- _WHAT YOU ARE ASKED TO DO_:
Report every line below that holds the word "name".

Records about charts and figures
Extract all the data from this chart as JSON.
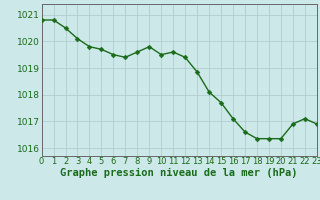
{
  "hours": [
    0,
    1,
    2,
    3,
    4,
    5,
    6,
    7,
    8,
    9,
    10,
    11,
    12,
    13,
    14,
    15,
    16,
    17,
    18,
    19,
    20,
    21,
    22,
    23
  ],
  "pressure": [
    1020.8,
    1020.8,
    1020.5,
    1020.1,
    1019.8,
    1019.7,
    1019.5,
    1019.4,
    1019.6,
    1019.8,
    1019.5,
    1019.6,
    1019.4,
    1018.85,
    1018.1,
    1017.7,
    1017.1,
    1016.6,
    1016.35,
    1016.35,
    1016.35,
    1016.9,
    1017.1,
    1016.9
  ],
  "line_color": "#1a6b1a",
  "marker": "D",
  "marker_size": 2.5,
  "bg_color": "#cce8e8",
  "grid_color": "#adc8c8",
  "xlabel": "Graphe pression niveau de la mer (hPa)",
  "xlabel_color": "#1a6b1a",
  "xlabel_fontsize": 7.5,
  "tick_color": "#1a6b1a",
  "tick_fontsize": 6,
  "ytick_fontsize": 6.5,
  "ylim": [
    1015.7,
    1021.4
  ],
  "yticks": [
    1016,
    1017,
    1018,
    1019,
    1020,
    1021
  ],
  "xticks": [
    0,
    1,
    2,
    3,
    4,
    5,
    6,
    7,
    8,
    9,
    10,
    11,
    12,
    13,
    14,
    15,
    16,
    17,
    18,
    19,
    20,
    21,
    22,
    23
  ],
  "spine_color": "#666666",
  "line_width": 1.0
}
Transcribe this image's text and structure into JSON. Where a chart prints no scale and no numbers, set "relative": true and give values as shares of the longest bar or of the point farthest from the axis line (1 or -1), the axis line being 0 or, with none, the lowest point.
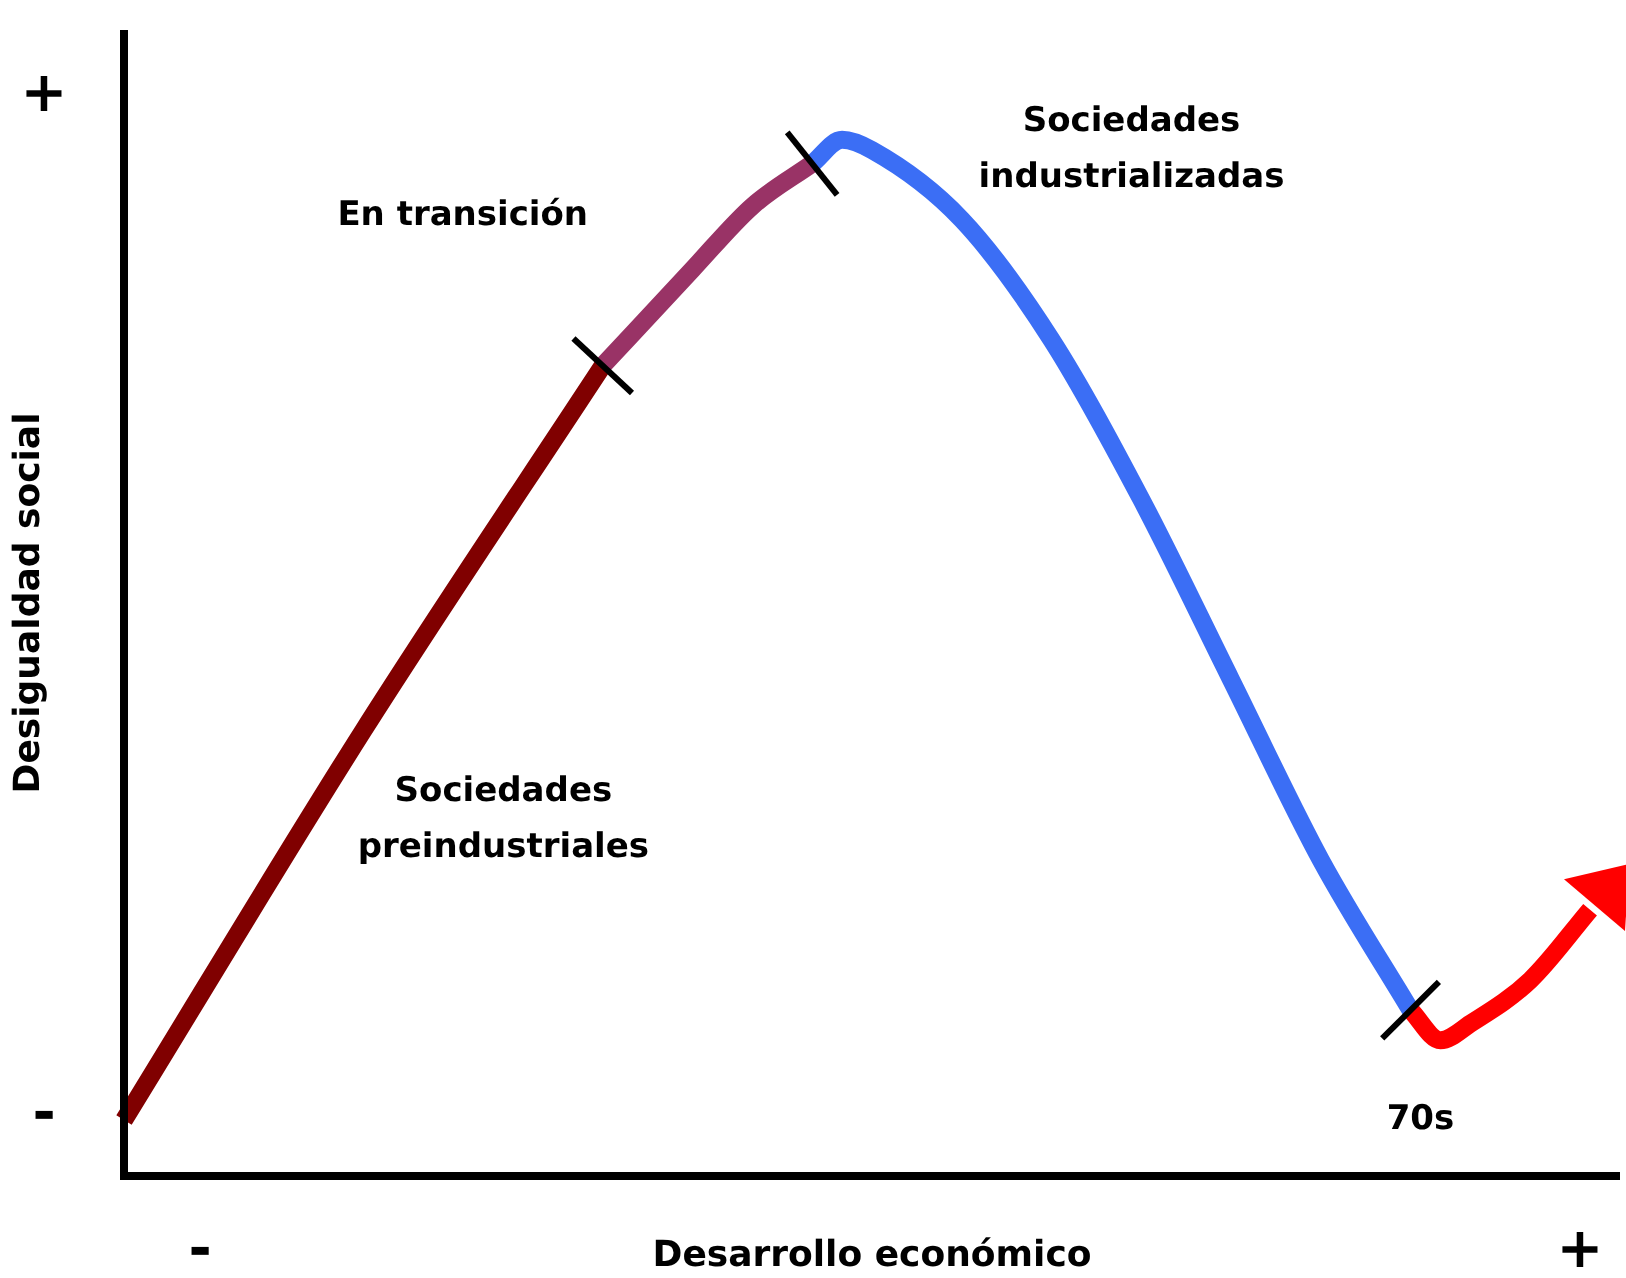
{
  "chart_data": {
    "type": "line",
    "relative": true,
    "xlabel": "Desarrollo económico",
    "ylabel": "Desigualdad social",
    "categories": [
      null,
      null,
      null,
      null,
      null,
      null,
      null,
      null,
      null,
      null,
      null,
      null,
      null,
      null,
      null,
      null,
      null,
      null,
      null,
      null,
      null,
      null,
      null,
      null,
      null,
      null,
      null,
      null,
      null,
      null,
      null,
      null,
      null,
      null,
      null,
      null,
      null,
      null,
      null,
      null,
      null,
      null,
      null,
      null,
      null,
      null,
      null,
      null,
      null,
      null,
      null
    ],
    "annotations": [
      "+",
      "-",
      "-",
      "+"
    ],
    "grid": false,
    "legend": false,
    "marker": "none",
    "line_style": "solid",
    "series": [
      {
        "name": "Sociedades preindustriales",
        "color": "#800000",
        "values": [
          0.054,
          null,
          null,
          null,
          null,
          null,
          null,
          null,
          0.43,
          null,
          null,
          null,
          null,
          null,
          null,
          null,
          0.782,
          null,
          null,
          null,
          null,
          null,
          null,
          null,
          null,
          null,
          null,
          null,
          null,
          null,
          null,
          null,
          null,
          null,
          null,
          null,
          null,
          null,
          null,
          null,
          null,
          null,
          null,
          null,
          null,
          null,
          null,
          null,
          null,
          null,
          null
        ]
      },
      {
        "name": "En transición",
        "color": "#993366",
        "values": [
          null,
          null,
          null,
          null,
          null,
          null,
          null,
          null,
          null,
          null,
          null,
          null,
          null,
          null,
          null,
          null,
          0.782,
          null,
          null,
          0.875,
          null,
          0.936,
          null,
          0.977,
          null,
          null,
          null,
          null,
          null,
          null,
          null,
          null,
          null,
          null,
          null,
          null,
          null,
          null,
          null,
          null,
          null,
          null,
          null,
          null,
          null,
          null,
          null,
          null,
          null,
          null,
          null
        ]
      },
      {
        "name": "Sociedades industrializadas",
        "color": "#3b6ef5",
        "values": [
          null,
          null,
          null,
          null,
          null,
          null,
          null,
          null,
          null,
          null,
          null,
          null,
          null,
          null,
          null,
          null,
          null,
          null,
          null,
          null,
          null,
          null,
          null,
          0.977,
          1,
          0.99,
          null,
          null,
          0.923,
          null,
          null,
          0.807,
          null,
          null,
          0.653,
          null,
          null,
          0.479,
          null,
          null,
          0.305,
          null,
          null,
          0.16,
          null,
          null,
          null,
          null,
          null,
          null,
          null
        ]
      },
      {
        "name": "70s",
        "color": "#ff0000",
        "values": [
          null,
          null,
          null,
          null,
          null,
          null,
          null,
          null,
          null,
          null,
          null,
          null,
          null,
          null,
          null,
          null,
          null,
          null,
          null,
          null,
          null,
          null,
          null,
          null,
          null,
          null,
          null,
          null,
          null,
          null,
          null,
          null,
          null,
          null,
          null,
          null,
          null,
          null,
          null,
          null,
          null,
          null,
          null,
          0.16,
          0.131,
          0.147,
          null,
          0.189,
          null,
          0.257,
          null
        ]
      }
    ]
  }
}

- _COMPLETED EXERCISE_:
        "name": "Sociedades preindustriales",
        "name": "En transición",
        "name": "Sociedades industrializadas",
        "name": "70s",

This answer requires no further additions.